TASK BRIEF
Reproduce the material unchanged, beginning at its first line and stopping after the line that contains "network-graphic-node — [20, 160, 29, 169]".

Annotated element listings
========
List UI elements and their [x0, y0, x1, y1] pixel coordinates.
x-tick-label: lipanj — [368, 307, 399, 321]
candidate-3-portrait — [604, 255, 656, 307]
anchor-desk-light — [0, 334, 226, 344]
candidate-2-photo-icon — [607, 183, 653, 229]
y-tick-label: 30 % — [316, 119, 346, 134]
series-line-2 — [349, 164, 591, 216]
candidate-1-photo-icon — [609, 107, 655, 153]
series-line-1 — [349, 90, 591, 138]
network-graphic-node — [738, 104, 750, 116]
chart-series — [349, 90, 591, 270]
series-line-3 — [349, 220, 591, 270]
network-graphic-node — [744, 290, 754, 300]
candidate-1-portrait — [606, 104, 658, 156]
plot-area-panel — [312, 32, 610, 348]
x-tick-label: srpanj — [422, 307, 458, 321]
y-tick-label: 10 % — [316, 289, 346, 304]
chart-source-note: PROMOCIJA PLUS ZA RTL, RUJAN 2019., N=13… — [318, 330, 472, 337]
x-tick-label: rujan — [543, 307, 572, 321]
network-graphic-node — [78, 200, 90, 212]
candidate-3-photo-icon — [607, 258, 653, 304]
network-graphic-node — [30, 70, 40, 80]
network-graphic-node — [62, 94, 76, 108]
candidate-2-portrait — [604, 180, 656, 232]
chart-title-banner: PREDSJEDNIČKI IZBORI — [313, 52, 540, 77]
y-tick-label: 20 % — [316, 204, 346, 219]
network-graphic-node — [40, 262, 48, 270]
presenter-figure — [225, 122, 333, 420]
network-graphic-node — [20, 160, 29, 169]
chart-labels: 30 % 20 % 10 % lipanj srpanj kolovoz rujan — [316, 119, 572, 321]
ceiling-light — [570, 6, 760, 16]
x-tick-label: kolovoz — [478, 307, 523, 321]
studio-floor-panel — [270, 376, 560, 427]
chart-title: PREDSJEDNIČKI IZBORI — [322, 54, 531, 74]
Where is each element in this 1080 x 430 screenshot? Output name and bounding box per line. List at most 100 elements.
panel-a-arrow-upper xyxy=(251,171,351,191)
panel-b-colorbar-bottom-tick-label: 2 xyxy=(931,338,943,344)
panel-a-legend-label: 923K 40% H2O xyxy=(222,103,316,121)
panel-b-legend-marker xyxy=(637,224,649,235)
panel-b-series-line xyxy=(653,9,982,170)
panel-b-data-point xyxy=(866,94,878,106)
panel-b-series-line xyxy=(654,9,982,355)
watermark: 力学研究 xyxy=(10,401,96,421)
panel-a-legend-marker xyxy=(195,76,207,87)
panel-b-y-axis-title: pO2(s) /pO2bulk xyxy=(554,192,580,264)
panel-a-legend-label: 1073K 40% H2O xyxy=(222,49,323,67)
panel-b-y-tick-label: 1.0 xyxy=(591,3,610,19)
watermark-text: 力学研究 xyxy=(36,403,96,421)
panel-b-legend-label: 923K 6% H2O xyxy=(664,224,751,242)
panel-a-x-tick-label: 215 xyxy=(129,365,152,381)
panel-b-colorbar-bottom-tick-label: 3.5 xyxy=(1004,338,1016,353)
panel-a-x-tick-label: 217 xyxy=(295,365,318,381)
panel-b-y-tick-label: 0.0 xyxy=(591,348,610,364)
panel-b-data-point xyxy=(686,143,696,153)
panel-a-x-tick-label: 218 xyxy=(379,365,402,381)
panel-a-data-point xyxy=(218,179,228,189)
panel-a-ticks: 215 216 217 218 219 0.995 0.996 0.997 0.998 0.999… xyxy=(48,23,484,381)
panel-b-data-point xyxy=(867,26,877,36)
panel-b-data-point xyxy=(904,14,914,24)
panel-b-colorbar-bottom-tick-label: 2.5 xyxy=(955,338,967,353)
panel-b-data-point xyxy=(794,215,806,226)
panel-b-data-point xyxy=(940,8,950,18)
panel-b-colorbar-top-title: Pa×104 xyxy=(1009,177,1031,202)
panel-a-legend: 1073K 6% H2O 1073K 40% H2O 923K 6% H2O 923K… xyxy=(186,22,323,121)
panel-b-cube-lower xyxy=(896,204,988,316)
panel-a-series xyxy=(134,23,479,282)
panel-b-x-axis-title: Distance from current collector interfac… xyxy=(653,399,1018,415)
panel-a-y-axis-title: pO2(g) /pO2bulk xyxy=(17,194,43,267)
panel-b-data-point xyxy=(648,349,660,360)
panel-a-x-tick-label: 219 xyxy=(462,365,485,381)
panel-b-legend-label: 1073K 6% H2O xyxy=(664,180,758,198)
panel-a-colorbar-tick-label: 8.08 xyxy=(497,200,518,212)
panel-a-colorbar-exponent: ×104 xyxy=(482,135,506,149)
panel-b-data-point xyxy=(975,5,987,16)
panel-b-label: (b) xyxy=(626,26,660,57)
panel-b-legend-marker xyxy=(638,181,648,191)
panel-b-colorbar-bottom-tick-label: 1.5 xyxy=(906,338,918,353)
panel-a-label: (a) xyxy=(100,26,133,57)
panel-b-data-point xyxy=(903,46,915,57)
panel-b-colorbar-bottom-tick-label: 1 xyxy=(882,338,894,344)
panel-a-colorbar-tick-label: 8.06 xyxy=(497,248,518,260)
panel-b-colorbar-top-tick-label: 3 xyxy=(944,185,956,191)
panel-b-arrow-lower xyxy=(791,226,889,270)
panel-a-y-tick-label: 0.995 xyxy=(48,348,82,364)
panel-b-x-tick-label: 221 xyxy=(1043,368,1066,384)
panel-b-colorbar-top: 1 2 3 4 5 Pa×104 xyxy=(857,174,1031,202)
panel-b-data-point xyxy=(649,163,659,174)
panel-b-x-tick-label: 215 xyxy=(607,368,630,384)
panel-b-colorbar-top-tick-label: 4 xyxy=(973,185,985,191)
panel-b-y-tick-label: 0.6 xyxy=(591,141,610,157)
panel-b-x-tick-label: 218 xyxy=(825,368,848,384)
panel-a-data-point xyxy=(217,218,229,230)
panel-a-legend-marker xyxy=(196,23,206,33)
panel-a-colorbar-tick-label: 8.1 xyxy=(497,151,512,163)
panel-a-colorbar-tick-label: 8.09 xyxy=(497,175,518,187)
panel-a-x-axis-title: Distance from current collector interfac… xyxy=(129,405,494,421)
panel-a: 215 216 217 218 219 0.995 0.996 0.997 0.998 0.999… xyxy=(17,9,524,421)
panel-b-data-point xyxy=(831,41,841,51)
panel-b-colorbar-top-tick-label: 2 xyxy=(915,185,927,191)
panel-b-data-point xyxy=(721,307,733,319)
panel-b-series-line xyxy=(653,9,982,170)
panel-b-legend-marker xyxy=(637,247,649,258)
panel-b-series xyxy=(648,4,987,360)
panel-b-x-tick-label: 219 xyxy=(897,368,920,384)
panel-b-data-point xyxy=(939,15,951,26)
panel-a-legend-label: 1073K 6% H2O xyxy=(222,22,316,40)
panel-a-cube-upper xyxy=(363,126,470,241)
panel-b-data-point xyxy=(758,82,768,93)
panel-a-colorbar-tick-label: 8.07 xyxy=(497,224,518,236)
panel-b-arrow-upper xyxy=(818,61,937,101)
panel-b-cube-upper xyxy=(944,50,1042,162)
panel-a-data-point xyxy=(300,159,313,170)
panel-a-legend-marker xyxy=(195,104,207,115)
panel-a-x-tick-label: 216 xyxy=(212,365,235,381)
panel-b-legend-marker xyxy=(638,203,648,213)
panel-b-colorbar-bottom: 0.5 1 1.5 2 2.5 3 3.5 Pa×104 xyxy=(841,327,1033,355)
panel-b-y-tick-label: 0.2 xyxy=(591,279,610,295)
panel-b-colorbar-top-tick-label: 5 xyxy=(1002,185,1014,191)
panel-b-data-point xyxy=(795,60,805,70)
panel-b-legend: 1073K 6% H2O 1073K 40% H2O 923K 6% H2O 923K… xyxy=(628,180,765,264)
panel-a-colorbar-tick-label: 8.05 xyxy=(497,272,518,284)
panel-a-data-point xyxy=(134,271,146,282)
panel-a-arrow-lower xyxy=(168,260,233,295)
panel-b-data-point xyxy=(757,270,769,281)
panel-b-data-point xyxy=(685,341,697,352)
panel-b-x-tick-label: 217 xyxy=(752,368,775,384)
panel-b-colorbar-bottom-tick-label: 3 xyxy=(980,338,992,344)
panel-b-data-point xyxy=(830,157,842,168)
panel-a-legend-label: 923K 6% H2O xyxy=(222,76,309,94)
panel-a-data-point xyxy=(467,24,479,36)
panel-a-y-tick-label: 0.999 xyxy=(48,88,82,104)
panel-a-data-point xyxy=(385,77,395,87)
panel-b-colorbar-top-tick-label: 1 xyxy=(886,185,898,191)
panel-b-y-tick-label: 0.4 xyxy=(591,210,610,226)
========
RESPONSE TO THE EXERCISE
List UI elements and their [x0, y0, x1, y1] pixel coordinates.
x-tick-label: lipanj — [368, 307, 399, 321]
candidate-3-portrait — [604, 255, 656, 307]
anchor-desk-light — [0, 334, 226, 344]
candidate-2-photo-icon — [607, 183, 653, 229]
y-tick-label: 30 % — [316, 119, 346, 134]
series-line-2 — [349, 164, 591, 216]
candidate-1-photo-icon — [609, 107, 655, 153]
series-line-1 — [349, 90, 591, 138]
network-graphic-node — [738, 104, 750, 116]
chart-series — [349, 90, 591, 270]
series-line-3 — [349, 220, 591, 270]
network-graphic-node — [744, 290, 754, 300]
candidate-1-portrait — [606, 104, 658, 156]
plot-area-panel — [312, 32, 610, 348]
x-tick-label: srpanj — [422, 307, 458, 321]
y-tick-label: 10 % — [316, 289, 346, 304]
chart-source-note: PROMOCIJA PLUS ZA RTL, RUJAN 2019., N=13… — [318, 330, 472, 337]
x-tick-label: rujan — [543, 307, 572, 321]
network-graphic-node — [78, 200, 90, 212]
candidate-3-photo-icon — [607, 258, 653, 304]
network-graphic-node — [30, 70, 40, 80]
network-graphic-node — [62, 94, 76, 108]
candidate-2-portrait — [604, 180, 656, 232]
chart-title-banner: PREDSJEDNIČKI IZBORI — [313, 52, 540, 77]
y-tick-label: 20 % — [316, 204, 346, 219]
network-graphic-node — [40, 262, 48, 270]
presenter-figure — [225, 122, 333, 420]
network-graphic-node — [20, 160, 29, 169]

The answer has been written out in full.